In full and without alteration, repeat the material.

* [Figure data in JSON]
————

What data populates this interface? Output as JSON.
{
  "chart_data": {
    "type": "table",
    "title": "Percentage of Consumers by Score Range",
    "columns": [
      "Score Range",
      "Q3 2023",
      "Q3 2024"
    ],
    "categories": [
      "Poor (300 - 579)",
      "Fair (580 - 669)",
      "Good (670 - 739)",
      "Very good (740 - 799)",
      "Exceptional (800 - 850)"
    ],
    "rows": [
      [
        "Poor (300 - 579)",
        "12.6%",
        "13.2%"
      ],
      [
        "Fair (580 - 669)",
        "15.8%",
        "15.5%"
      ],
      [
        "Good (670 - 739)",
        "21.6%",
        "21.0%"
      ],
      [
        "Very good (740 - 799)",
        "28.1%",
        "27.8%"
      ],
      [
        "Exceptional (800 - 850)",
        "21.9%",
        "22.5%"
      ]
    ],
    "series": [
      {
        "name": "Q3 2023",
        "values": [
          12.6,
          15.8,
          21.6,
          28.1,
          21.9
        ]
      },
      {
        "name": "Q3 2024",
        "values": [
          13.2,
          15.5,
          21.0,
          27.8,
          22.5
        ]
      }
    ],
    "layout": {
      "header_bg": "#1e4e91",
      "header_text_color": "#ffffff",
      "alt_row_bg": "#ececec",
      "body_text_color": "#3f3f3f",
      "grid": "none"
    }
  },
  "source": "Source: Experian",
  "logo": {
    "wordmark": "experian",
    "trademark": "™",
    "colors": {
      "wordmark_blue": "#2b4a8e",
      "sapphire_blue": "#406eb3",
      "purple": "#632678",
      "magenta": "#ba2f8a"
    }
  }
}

————

* [Solved exercise]
What data populates this interface? Output as JSON.
{
  "chart_data": {
    "type": "table",
    "title": "Percentage of Consumers by Score Range",
    "columns": [
      "Score Range",
      "Q3 2023",
      "Q3 2024"
    ],
    "categories": [
      "Poor (300 - 579)",
      "Fair (580 - 669)",
      "Good (670 - 739)",
      "Very good (740 - 799)",
      "Exceptional (800 - 850)"
    ],
    "rows": [
      [
        "Poor (300 - 579)",
        "12.6%",
        "13.2%"
      ],
      [
        "Fair (580 - 669)",
        "15.8%",
        "15.5%"
      ],
      [
        "Good (670 - 739)",
        "21.6%",
        "21.0%"
      ],
      [
        "Very good (740 - 799)",
        "28.1%",
        "27.8%"
      ],
      [
        "Exceptional (800 - 850)",
        "21.9%",
        "22.5%"
      ]
    ],
    "series": [
      {
        "name": "Q3 2023",
        "values": [
          12.6,
          15.8,
          21.6,
          28.1,
          21.9
        ]
      },
      {
        "name": "Q3 2024",
        "values": [
          13.2,
          15.5,
          21.0,
          27.8,
          22.5
        ]
      }
    ],
    "layout": {
      "header_bg": "#1e4e91",
      "header_text_color": "#ffffff",
      "alt_row_bg": "#ececec",
      "body_text_color": "#3f3f3f",
      "grid": "none"
    }
  },
  "source": "Source: Experian",
  "logo": {
    "wordmark": "experian",
    "trademark": "™",
    "colors": {
      "wordmark_blue": "#2b4a8e",
      "sapphire_blue": "#406eb3",
      "purple": "#632678",
      "magenta": "#ba2f8a"
    }
  }
}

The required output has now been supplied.